§ TASK REQUIREMENTS: What follows is a listing. Return every line of it exactly.
□ □ □ □ □ □ □
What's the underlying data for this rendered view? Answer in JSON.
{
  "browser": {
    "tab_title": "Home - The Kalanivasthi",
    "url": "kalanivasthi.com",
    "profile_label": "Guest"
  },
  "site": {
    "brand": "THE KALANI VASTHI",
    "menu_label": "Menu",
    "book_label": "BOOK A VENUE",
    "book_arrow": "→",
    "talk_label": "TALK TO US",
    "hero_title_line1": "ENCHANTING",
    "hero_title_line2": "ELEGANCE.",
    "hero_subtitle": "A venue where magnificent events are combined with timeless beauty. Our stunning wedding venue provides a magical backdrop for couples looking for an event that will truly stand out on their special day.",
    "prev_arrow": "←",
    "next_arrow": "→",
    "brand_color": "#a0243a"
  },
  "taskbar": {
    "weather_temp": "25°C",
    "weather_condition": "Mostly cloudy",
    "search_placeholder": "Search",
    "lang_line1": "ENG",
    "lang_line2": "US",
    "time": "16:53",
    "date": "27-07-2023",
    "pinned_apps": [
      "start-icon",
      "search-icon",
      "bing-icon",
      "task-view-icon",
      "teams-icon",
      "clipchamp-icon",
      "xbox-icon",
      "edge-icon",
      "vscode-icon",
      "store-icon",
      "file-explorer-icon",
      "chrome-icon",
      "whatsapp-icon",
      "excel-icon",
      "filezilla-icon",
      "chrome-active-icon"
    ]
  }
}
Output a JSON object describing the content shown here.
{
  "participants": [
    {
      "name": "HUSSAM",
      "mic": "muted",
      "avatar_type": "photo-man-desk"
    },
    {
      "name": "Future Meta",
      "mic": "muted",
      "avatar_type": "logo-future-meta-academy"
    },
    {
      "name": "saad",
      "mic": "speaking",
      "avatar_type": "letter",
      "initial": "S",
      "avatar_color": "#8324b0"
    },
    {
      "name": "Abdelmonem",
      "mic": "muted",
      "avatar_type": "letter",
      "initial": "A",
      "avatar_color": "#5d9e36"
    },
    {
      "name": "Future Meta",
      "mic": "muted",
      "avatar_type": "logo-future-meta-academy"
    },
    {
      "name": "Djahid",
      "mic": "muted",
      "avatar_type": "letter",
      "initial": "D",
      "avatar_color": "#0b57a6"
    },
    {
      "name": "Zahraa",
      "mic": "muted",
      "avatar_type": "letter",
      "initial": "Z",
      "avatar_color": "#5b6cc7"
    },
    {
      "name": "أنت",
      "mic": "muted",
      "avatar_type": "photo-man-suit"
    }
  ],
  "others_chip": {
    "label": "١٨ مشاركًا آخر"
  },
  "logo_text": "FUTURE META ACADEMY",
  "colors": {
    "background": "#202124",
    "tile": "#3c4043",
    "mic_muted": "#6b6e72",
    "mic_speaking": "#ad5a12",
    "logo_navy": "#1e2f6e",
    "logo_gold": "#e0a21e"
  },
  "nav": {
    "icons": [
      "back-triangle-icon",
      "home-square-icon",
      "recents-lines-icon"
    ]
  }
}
□ □ □ □ □ □ □
§ RESULT OF THE EXERCISE:
What's the underlying data for this rendered view? Answer in JSON.
{
  "browser": {
    "tab_title": "Home - The Kalanivasthi",
    "url": "kalanivasthi.com",
    "profile_label": "Guest"
  },
  "site": {
    "brand": "THE KALANI VASTHI",
    "menu_label": "Menu",
    "book_label": "BOOK A VENUE",
    "book_arrow": "→",
    "talk_label": "TALK TO US",
    "hero_title_line1": "ENCHANTING",
    "hero_title_line2": "ELEGANCE.",
    "hero_subtitle": "A venue where magnificent events are combined with timeless beauty. Our stunning wedding venue provides a magical backdrop for couples looking for an event that will truly stand out on their special day.",
    "prev_arrow": "←",
    "next_arrow": "→",
    "brand_color": "#a0243a"
  },
  "taskbar": {
    "weather_temp": "25°C",
    "weather_condition": "Mostly cloudy",
    "search_placeholder": "Search",
    "lang_line1": "ENG",
    "lang_line2": "US",
    "time": "16:53",
    "date": "27-07-2023",
    "pinned_apps": [
      "start-icon",
      "search-icon",
      "bing-icon",
      "task-view-icon",
      "teams-icon",
      "clipchamp-icon",
      "xbox-icon",
      "edge-icon",
      "vscode-icon",
      "store-icon",
      "file-explorer-icon",
      "chrome-icon",
      "whatsapp-icon",
      "excel-icon",
      "filezilla-icon",
      "chrome-active-icon"
    ]
  }
}
Output a JSON object describing the content shown here.
{
  "participants": [
    {
      "name": "HUSSAM",
      "mic": "muted",
      "avatar_type": "photo-man-desk"
    },
    {
      "name": "Future Meta",
      "mic": "muted",
      "avatar_type": "logo-future-meta-academy"
    },
    {
      "name": "saad",
      "mic": "speaking",
      "avatar_type": "letter",
      "initial": "S",
      "avatar_color": "#8324b0"
    },
    {
      "name": "Abdelmonem",
      "mic": "muted",
      "avatar_type": "letter",
      "initial": "A",
      "avatar_color": "#5d9e36"
    },
    {
      "name": "Future Meta",
      "mic": "muted",
      "avatar_type": "logo-future-meta-academy"
    },
    {
      "name": "Djahid",
      "mic": "muted",
      "avatar_type": "letter",
      "initial": "D",
      "avatar_color": "#0b57a6"
    },
    {
      "name": "Zahraa",
      "mic": "muted",
      "avatar_type": "letter",
      "initial": "Z",
      "avatar_color": "#5b6cc7"
    },
    {
      "name": "أنت",
      "mic": "muted",
      "avatar_type": "photo-man-suit"
    }
  ],
  "others_chip": {
    "label": "١٨ مشاركًا آخر"
  },
  "logo_text": "FUTURE META ACADEMY",
  "colors": {
    "background": "#202124",
    "tile": "#3c4043",
    "mic_muted": "#6b6e72",
    "mic_speaking": "#ad5a12",
    "logo_navy": "#1e2f6e",
    "logo_gold": "#e0a21e"
  },
  "nav": {
    "icons": [
      "back-triangle-icon",
      "home-square-icon",
      "recents-lines-icon"
    ]
  }
}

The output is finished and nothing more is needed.